YOUR TASK :: Repeat, exactly and completely, the entries shown underneath.

>> start EXTRACTED MATERIAL

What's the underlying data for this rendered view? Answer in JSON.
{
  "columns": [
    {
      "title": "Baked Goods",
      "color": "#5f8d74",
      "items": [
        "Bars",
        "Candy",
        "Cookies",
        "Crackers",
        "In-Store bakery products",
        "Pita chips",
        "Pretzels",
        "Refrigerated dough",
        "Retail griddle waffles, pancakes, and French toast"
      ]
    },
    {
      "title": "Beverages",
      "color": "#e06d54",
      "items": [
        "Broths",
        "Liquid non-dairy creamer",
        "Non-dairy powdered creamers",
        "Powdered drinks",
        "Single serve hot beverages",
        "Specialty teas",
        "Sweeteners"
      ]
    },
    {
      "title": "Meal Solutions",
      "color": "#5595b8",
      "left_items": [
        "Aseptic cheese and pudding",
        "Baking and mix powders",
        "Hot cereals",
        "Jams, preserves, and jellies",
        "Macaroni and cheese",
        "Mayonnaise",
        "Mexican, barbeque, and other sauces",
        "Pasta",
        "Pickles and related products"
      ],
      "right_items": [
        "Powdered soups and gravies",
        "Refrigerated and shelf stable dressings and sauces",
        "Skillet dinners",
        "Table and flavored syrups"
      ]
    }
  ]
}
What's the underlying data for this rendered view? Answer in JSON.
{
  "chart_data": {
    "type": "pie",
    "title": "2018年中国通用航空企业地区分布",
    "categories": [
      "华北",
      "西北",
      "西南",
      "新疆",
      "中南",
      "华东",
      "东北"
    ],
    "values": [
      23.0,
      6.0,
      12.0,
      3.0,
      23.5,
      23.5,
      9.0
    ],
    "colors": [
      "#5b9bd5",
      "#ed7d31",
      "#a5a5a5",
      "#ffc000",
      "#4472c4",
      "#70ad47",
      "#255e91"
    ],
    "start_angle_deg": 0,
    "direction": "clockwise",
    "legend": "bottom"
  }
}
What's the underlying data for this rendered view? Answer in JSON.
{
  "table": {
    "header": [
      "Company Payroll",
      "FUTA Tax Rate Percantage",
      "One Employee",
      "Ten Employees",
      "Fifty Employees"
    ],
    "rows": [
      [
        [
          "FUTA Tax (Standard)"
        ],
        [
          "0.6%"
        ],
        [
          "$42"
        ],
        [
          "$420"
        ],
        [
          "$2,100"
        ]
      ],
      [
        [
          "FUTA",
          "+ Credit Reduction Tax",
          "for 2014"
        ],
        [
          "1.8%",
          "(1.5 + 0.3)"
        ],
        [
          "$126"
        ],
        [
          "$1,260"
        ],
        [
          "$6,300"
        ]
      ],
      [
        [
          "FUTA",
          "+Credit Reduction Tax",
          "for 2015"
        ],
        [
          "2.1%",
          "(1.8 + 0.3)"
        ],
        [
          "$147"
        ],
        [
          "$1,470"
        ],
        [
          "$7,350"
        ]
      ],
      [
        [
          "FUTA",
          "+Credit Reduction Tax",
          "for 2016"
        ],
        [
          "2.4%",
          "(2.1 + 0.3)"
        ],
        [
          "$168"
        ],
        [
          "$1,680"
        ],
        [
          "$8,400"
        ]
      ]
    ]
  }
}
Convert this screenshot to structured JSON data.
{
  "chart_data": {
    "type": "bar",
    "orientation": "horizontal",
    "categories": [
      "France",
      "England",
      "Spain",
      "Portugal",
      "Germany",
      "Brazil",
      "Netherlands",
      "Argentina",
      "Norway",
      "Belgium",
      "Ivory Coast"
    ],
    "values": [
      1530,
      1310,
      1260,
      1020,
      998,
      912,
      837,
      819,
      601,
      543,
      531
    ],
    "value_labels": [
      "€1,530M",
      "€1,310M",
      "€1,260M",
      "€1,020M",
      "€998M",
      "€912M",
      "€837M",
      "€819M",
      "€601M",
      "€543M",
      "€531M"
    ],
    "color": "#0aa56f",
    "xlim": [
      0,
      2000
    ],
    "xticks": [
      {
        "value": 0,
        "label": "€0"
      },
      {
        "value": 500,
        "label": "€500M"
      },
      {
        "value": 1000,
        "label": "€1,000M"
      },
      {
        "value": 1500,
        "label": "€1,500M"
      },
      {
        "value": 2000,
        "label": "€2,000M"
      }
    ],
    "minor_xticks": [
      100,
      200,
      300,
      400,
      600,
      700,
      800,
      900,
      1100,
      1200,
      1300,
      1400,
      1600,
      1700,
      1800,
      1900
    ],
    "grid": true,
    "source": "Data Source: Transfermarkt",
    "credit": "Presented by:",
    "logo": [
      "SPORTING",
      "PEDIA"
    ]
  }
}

>> end EXTRACTED MATERIAL

TASK RESPONSE ::
What's the underlying data for this rendered view? Answer in JSON.
{
  "columns": [
    {
      "title": "Baked Goods",
      "color": "#5f8d74",
      "items": [
        "Bars",
        "Candy",
        "Cookies",
        "Crackers",
        "In-Store bakery products",
        "Pita chips",
        "Pretzels",
        "Refrigerated dough",
        "Retail griddle waffles, pancakes, and French toast"
      ]
    },
    {
      "title": "Beverages",
      "color": "#e06d54",
      "items": [
        "Broths",
        "Liquid non-dairy creamer",
        "Non-dairy powdered creamers",
        "Powdered drinks",
        "Single serve hot beverages",
        "Specialty teas",
        "Sweeteners"
      ]
    },
    {
      "title": "Meal Solutions",
      "color": "#5595b8",
      "left_items": [
        "Aseptic cheese and pudding",
        "Baking and mix powders",
        "Hot cereals",
        "Jams, preserves, and jellies",
        "Macaroni and cheese",
        "Mayonnaise",
        "Mexican, barbeque, and other sauces",
        "Pasta",
        "Pickles and related products"
      ],
      "right_items": [
        "Powdered soups and gravies",
        "Refrigerated and shelf stable dressings and sauces",
        "Skillet dinners",
        "Table and flavored syrups"
      ]
    }
  ]
}
What's the underlying data for this rendered view? Answer in JSON.
{
  "chart_data": {
    "type": "pie",
    "title": "2018年中国通用航空企业地区分布",
    "categories": [
      "华北",
      "西北",
      "西南",
      "新疆",
      "中南",
      "华东",
      "东北"
    ],
    "values": [
      23.0,
      6.0,
      12.0,
      3.0,
      23.5,
      23.5,
      9.0
    ],
    "colors": [
      "#5b9bd5",
      "#ed7d31",
      "#a5a5a5",
      "#ffc000",
      "#4472c4",
      "#70ad47",
      "#255e91"
    ],
    "start_angle_deg": 0,
    "direction": "clockwise",
    "legend": "bottom"
  }
}
What's the underlying data for this rendered view? Answer in JSON.
{
  "table": {
    "header": [
      "Company Payroll",
      "FUTA Tax Rate Percantage",
      "One Employee",
      "Ten Employees",
      "Fifty Employees"
    ],
    "rows": [
      [
        [
          "FUTA Tax (Standard)"
        ],
        [
          "0.6%"
        ],
        [
          "$42"
        ],
        [
          "$420"
        ],
        [
          "$2,100"
        ]
      ],
      [
        [
          "FUTA",
          "+ Credit Reduction Tax",
          "for 2014"
        ],
        [
          "1.8%",
          "(1.5 + 0.3)"
        ],
        [
          "$126"
        ],
        [
          "$1,260"
        ],
        [
          "$6,300"
        ]
      ],
      [
        [
          "FUTA",
          "+Credit Reduction Tax",
          "for 2015"
        ],
        [
          "2.1%",
          "(1.8 + 0.3)"
        ],
        [
          "$147"
        ],
        [
          "$1,470"
        ],
        [
          "$7,350"
        ]
      ],
      [
        [
          "FUTA",
          "+Credit Reduction Tax",
          "for 2016"
        ],
        [
          "2.4%",
          "(2.1 + 0.3)"
        ],
        [
          "$168"
        ],
        [
          "$1,680"
        ],
        [
          "$8,400"
        ]
      ]
    ]
  }
}
Convert this screenshot to structured JSON data.
{
  "chart_data": {
    "type": "bar",
    "orientation": "horizontal",
    "categories": [
      "France",
      "England",
      "Spain",
      "Portugal",
      "Germany",
      "Brazil",
      "Netherlands",
      "Argentina",
      "Norway",
      "Belgium",
      "Ivory Coast"
    ],
    "values": [
      1530,
      1310,
      1260,
      1020,
      998,
      912,
      837,
      819,
      601,
      543,
      531
    ],
    "value_labels": [
      "€1,530M",
      "€1,310M",
      "€1,260M",
      "€1,020M",
      "€998M",
      "€912M",
      "€837M",
      "€819M",
      "€601M",
      "€543M",
      "€531M"
    ],
    "color": "#0aa56f",
    "xlim": [
      0,
      2000
    ],
    "xticks": [
      {
        "value": 0,
        "label": "€0"
      },
      {
        "value": 500,
        "label": "€500M"
      },
      {
        "value": 1000,
        "label": "€1,000M"
      },
      {
        "value": 1500,
        "label": "€1,500M"
      },
      {
        "value": 2000,
        "label": "€2,000M"
      }
    ],
    "minor_xticks": [
      100,
      200,
      300,
      400,
      600,
      700,
      800,
      900,
      1100,
      1200,
      1300,
      1400,
      1600,
      1700,
      1800,
      1900
    ],
    "grid": true,
    "source": "Data Source: Transfermarkt",
    "credit": "Presented by:",
    "logo": [
      "SPORTING",
      "PEDIA"
    ]
  }
}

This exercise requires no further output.